• [EXERCISE MATERIALS]:
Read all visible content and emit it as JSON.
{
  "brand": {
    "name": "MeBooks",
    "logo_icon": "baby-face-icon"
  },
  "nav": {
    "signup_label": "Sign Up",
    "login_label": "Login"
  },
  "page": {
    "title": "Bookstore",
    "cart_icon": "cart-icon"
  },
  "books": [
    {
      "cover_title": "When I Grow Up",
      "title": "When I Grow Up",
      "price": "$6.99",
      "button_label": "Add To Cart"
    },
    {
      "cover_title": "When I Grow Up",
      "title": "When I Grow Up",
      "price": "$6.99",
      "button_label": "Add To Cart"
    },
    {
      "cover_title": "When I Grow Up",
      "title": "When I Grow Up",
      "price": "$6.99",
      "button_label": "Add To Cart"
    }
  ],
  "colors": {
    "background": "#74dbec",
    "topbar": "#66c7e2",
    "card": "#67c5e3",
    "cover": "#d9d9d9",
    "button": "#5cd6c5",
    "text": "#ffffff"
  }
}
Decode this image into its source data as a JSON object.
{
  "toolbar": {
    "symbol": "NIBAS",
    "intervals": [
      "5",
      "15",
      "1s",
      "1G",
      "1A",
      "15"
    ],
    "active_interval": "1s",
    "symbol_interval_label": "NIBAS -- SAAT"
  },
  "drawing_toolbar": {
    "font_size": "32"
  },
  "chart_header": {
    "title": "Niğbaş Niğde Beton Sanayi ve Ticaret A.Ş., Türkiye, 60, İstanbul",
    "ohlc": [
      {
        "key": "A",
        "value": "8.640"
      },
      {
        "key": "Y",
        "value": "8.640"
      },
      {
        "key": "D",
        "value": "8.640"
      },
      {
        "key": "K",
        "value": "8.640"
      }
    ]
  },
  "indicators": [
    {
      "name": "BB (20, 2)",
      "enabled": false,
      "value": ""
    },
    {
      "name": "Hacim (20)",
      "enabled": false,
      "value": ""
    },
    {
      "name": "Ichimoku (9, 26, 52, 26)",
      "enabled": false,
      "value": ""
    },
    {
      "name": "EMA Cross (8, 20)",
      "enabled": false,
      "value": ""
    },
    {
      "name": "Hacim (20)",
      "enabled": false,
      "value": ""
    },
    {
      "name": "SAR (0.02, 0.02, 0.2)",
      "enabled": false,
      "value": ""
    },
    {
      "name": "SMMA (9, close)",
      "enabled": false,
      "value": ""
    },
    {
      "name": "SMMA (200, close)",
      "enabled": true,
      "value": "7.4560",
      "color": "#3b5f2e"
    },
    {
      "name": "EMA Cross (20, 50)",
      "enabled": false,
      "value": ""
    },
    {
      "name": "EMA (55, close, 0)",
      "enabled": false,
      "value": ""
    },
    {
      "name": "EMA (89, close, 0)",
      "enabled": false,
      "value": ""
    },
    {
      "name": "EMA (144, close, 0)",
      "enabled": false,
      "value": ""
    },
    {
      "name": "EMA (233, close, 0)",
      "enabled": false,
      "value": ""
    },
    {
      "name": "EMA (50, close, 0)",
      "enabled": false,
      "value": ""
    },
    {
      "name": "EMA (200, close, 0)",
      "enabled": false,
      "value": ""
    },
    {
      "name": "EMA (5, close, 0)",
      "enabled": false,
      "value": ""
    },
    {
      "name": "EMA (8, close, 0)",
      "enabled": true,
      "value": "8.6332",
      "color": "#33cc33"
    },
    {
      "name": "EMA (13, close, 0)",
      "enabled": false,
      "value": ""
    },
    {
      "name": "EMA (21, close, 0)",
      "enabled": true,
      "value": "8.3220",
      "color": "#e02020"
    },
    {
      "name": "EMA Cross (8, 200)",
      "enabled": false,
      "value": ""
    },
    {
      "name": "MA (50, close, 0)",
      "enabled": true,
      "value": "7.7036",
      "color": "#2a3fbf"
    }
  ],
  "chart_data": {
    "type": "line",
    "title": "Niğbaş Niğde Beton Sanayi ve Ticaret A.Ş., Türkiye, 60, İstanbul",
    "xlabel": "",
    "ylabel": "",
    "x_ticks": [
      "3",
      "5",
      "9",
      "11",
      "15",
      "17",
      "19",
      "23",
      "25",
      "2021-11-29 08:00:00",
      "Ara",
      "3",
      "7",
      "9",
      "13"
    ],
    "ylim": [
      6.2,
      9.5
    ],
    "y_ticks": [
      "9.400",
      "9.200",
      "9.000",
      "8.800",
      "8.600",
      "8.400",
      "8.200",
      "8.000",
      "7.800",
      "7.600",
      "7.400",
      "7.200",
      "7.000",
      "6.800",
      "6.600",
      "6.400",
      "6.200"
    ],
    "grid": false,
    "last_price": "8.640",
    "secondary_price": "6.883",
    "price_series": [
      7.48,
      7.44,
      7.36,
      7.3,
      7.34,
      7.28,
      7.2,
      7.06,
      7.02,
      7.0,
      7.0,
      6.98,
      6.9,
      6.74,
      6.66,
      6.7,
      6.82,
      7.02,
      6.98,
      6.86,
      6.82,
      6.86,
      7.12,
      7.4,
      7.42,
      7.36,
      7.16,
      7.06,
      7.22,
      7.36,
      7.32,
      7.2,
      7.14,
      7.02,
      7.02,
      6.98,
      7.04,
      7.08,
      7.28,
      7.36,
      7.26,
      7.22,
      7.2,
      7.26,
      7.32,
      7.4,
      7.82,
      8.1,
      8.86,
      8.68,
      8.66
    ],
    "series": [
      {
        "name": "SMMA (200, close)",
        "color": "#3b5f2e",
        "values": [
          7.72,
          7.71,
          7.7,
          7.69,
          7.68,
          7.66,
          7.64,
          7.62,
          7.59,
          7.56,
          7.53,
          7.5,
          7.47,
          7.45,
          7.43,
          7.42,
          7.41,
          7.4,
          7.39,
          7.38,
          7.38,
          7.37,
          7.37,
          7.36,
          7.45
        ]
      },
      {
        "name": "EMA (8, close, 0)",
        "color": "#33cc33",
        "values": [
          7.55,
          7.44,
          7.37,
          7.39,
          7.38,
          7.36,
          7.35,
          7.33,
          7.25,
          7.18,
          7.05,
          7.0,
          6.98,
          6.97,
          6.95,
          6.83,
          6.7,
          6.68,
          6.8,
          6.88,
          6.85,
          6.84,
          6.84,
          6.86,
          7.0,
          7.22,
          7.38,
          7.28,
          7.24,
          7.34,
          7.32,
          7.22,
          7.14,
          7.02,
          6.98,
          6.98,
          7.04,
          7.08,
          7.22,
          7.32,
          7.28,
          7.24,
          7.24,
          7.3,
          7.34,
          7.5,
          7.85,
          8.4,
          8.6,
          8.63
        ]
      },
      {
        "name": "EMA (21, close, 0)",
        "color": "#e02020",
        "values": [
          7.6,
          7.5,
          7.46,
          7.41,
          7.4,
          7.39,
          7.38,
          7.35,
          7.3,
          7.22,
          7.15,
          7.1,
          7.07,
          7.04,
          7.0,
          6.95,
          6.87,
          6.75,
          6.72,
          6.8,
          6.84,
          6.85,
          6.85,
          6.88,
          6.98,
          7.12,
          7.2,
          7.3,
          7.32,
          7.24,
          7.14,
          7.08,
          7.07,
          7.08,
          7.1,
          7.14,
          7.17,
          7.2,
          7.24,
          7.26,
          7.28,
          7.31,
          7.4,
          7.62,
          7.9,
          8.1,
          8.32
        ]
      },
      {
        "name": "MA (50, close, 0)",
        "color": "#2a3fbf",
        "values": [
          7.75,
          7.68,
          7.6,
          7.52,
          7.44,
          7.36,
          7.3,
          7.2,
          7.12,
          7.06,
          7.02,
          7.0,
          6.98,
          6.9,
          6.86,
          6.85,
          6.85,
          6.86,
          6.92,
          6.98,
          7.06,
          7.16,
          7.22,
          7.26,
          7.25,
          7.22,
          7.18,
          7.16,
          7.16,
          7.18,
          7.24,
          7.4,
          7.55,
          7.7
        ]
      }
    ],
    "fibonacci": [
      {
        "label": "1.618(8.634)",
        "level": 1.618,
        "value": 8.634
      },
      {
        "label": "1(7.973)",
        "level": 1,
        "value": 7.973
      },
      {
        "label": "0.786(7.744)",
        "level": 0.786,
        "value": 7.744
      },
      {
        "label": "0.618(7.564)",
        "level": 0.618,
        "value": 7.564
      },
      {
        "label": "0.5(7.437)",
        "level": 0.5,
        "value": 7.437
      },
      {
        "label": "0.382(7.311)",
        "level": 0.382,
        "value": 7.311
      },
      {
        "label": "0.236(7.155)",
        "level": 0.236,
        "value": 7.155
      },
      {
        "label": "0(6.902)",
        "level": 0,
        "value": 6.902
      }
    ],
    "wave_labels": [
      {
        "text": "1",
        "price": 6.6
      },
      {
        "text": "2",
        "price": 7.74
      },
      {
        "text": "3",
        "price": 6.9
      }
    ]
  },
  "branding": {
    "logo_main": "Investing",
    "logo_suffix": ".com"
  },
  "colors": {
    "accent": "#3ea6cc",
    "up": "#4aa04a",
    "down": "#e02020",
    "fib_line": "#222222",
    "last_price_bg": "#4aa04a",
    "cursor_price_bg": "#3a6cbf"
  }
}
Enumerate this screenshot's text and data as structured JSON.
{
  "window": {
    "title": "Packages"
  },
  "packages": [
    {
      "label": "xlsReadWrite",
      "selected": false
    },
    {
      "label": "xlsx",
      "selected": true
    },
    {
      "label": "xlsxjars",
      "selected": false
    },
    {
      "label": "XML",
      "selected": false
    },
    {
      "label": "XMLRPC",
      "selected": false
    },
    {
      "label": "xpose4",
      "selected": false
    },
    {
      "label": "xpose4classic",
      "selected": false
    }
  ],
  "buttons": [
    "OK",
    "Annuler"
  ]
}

• [PROBLEM]: Write out exactly the lines from the line holding "Enumerate this screenshot's" through the last line of the data, and nothing besides those lines.

• [SOLVED PROBLEM]:
Enumerate this screenshot's text and data as structured JSON.
{
  "window": {
    "title": "Packages"
  },
  "packages": [
    {
      "label": "xlsReadWrite",
      "selected": false
    },
    {
      "label": "xlsx",
      "selected": true
    },
    {
      "label": "xlsxjars",
      "selected": false
    },
    {
      "label": "XML",
      "selected": false
    },
    {
      "label": "XMLRPC",
      "selected": false
    },
    {
      "label": "xpose4",
      "selected": false
    },
    {
      "label": "xpose4classic",
      "selected": false
    }
  ],
  "buttons": [
    "OK",
    "Annuler"
  ]
}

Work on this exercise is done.